> TASK GOAL:
Transcribe all of the material exactly, except for its pictures.

(Saved entries)
______

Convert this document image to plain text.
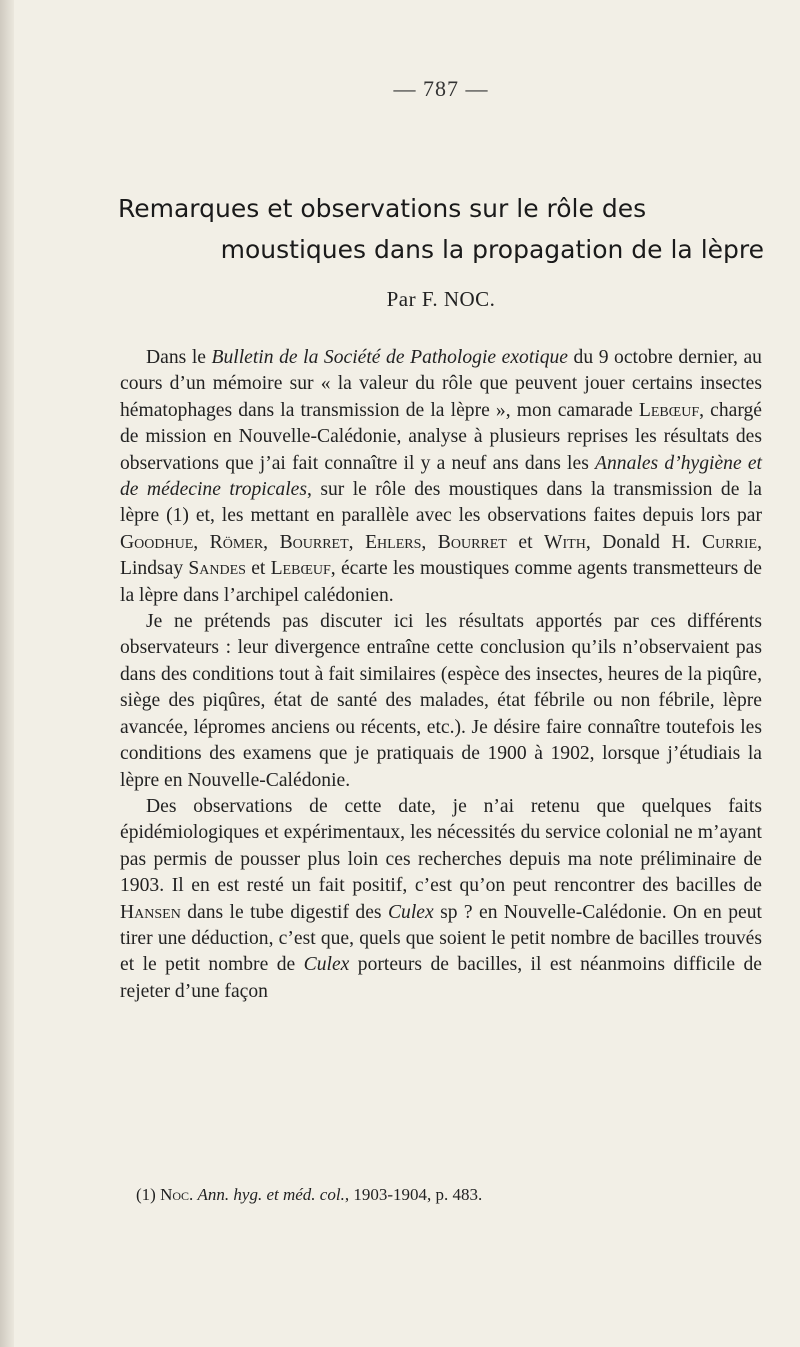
— 787 —
Remarques et observations sur le rôle des
moustiques dans la propagation de la lèpre
Par F. NOC.

Dans le Bulletin de la Société de Pathologie exotique du 9 octobre dernier, au cours d’un mémoire sur « la valeur du rôle que peuvent jouer certains insectes hématophages dans la transmission de la lèpre », mon camarade Lebœuf, chargé de mission en Nouvelle-Calédonie, analyse à plusieurs reprises les résultats des observations que j’ai fait connaître il y a neuf ans dans les Annales d’hygiène et de médecine tropicales, sur le rôle des moustiques dans la transmission de la lèpre (1) et, les mettant en parallèle avec les observations faites depuis lors par Goodhue, Römer, Bourret, Ehlers, Bourret et With, Donald H. Currie, Lindsay Sandes et Lebœuf, écarte les moustiques comme agents transmetteurs de la lèpre dans l’archipel calédonien.

Je ne prétends pas discuter ici les résultats apportés par ces différents observateurs : leur divergence entraîne cette conclusion qu’ils n’observaient pas dans des conditions tout à fait similaires (espèce des insectes, heures de la piqûre, siège des piqûres, état de santé des malades, état fébrile ou non fébrile, lèpre avancée, lépromes anciens ou récents, etc.). Je désire faire connaître toutefois les conditions des examens que je pratiquais de 1900 à 1902, lorsque j’étudiais la lèpre en Nouvelle-Calédonie.

Des observations de cette date, je n’ai retenu que quelques faits épidémiologiques et expérimentaux, les nécessités du service colonial ne m’ayant pas permis de pousser plus loin ces recherches depuis ma note préliminaire de 1903. Il en est resté un fait positif, c’est qu’on peut rencontrer des bacilles de Hansen dans le tube digestif des Culex sp ? en Nouvelle-Calédonie. On en peut tirer une déduction, c’est que, quels que soient le petit nombre de bacilles trouvés et le petit nombre de Culex porteurs de bacilles, il est néanmoins difficile de rejeter d’une façon

(1) Noc. Ann. hyg. et méd. col., 1903-1904, p. 483.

______

> REPLY TO THE TASK:
Convert this document image to plain text.
— 787 —
Remarques et observations sur le rôle des
moustiques dans la propagation de la lèpre
Par F. NOC.

Dans le Bulletin de la Société de Pathologie exotique du 9 octobre dernier, au cours d’un mémoire sur « la valeur du rôle que peuvent jouer certains insectes hématophages dans la transmission de la lèpre », mon camarade Lebœuf, chargé de mission en Nouvelle-Calédonie, analyse à plusieurs reprises les résultats des observations que j’ai fait connaître il y a neuf ans dans les Annales d’hygiène et de médecine tropicales, sur le rôle des moustiques dans la transmission de la lèpre (1) et, les mettant en parallèle avec les observations faites depuis lors par Goodhue, Römer, Bourret, Ehlers, Bourret et With, Donald H. Currie, Lindsay Sandes et Lebœuf, écarte les moustiques comme agents transmetteurs de la lèpre dans l’archipel calédonien.

Je ne prétends pas discuter ici les résultats apportés par ces différents observateurs : leur divergence entraîne cette conclusion qu’ils n’observaient pas dans des conditions tout à fait similaires (espèce des insectes, heures de la piqûre, siège des piqûres, état de santé des malades, état fébrile ou non fébrile, lèpre avancée, lépromes anciens ou récents, etc.). Je désire faire connaître toutefois les conditions des examens que je pratiquais de 1900 à 1902, lorsque j’étudiais la lèpre en Nouvelle-Calédonie.

Des observations de cette date, je n’ai retenu que quelques faits épidémiologiques et expérimentaux, les nécessités du service colonial ne m’ayant pas permis de pousser plus loin ces recherches depuis ma note préliminaire de 1903. Il en est resté un fait positif, c’est qu’on peut rencontrer des bacilles de Hansen dans le tube digestif des Culex sp ? en Nouvelle-Calédonie. On en peut tirer une déduction, c’est que, quels que soient le petit nombre de bacilles trouvés et le petit nombre de Culex porteurs de bacilles, il est néanmoins difficile de rejeter d’une façon

(1) Noc. Ann. hyg. et méd. col., 1903-1904, p. 483.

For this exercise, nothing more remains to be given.